++++ Provided data ++++
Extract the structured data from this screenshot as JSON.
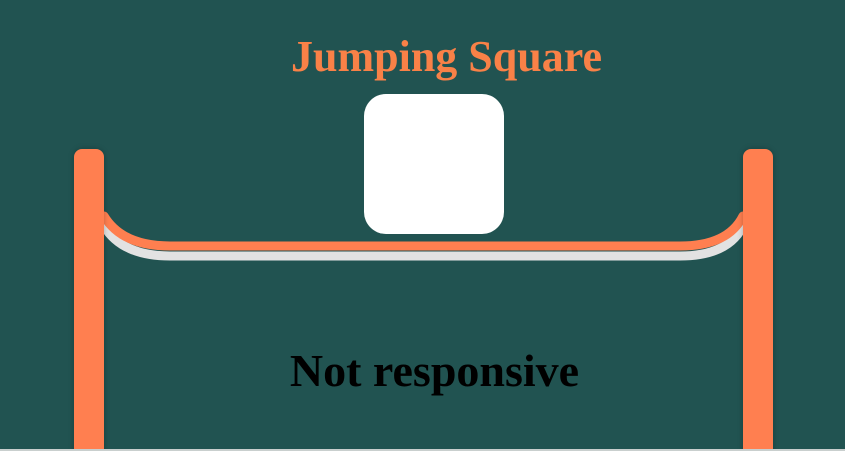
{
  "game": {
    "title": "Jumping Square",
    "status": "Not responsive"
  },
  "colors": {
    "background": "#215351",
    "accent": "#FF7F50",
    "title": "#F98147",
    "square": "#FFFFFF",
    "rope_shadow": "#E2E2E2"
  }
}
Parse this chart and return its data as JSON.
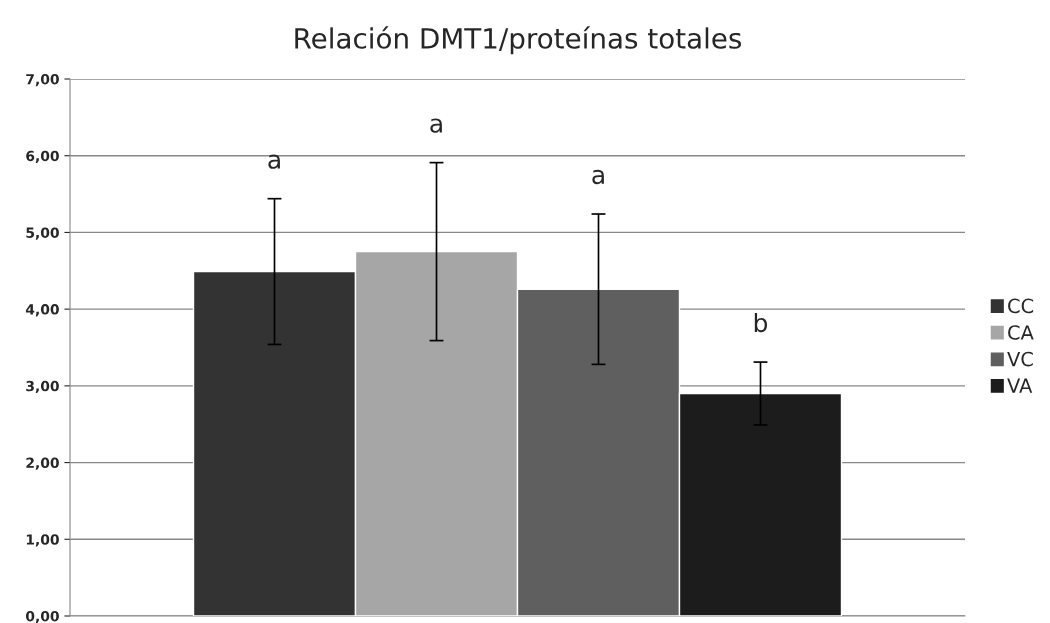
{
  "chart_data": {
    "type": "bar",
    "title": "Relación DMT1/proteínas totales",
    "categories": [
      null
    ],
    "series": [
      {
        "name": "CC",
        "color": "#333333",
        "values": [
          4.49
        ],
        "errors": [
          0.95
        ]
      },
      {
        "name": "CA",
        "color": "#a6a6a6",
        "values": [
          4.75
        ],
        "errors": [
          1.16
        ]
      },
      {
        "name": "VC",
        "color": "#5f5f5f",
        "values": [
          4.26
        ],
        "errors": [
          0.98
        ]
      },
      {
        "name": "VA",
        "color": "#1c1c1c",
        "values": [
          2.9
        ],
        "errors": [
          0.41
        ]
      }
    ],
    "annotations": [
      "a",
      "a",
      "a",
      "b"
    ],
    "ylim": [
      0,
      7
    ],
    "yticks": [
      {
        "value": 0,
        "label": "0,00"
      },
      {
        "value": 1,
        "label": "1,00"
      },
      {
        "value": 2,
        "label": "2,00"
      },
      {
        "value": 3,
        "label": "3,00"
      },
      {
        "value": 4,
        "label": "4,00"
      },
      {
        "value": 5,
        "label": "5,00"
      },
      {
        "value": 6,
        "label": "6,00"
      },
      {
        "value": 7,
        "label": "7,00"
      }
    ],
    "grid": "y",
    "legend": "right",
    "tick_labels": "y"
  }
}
++++
Search the listing for the word "JSON". Copy every line in which it occurs.

# Written solution:
Extract the structured data from this screenshot as JSON.
Parse this chart and return its data as JSON.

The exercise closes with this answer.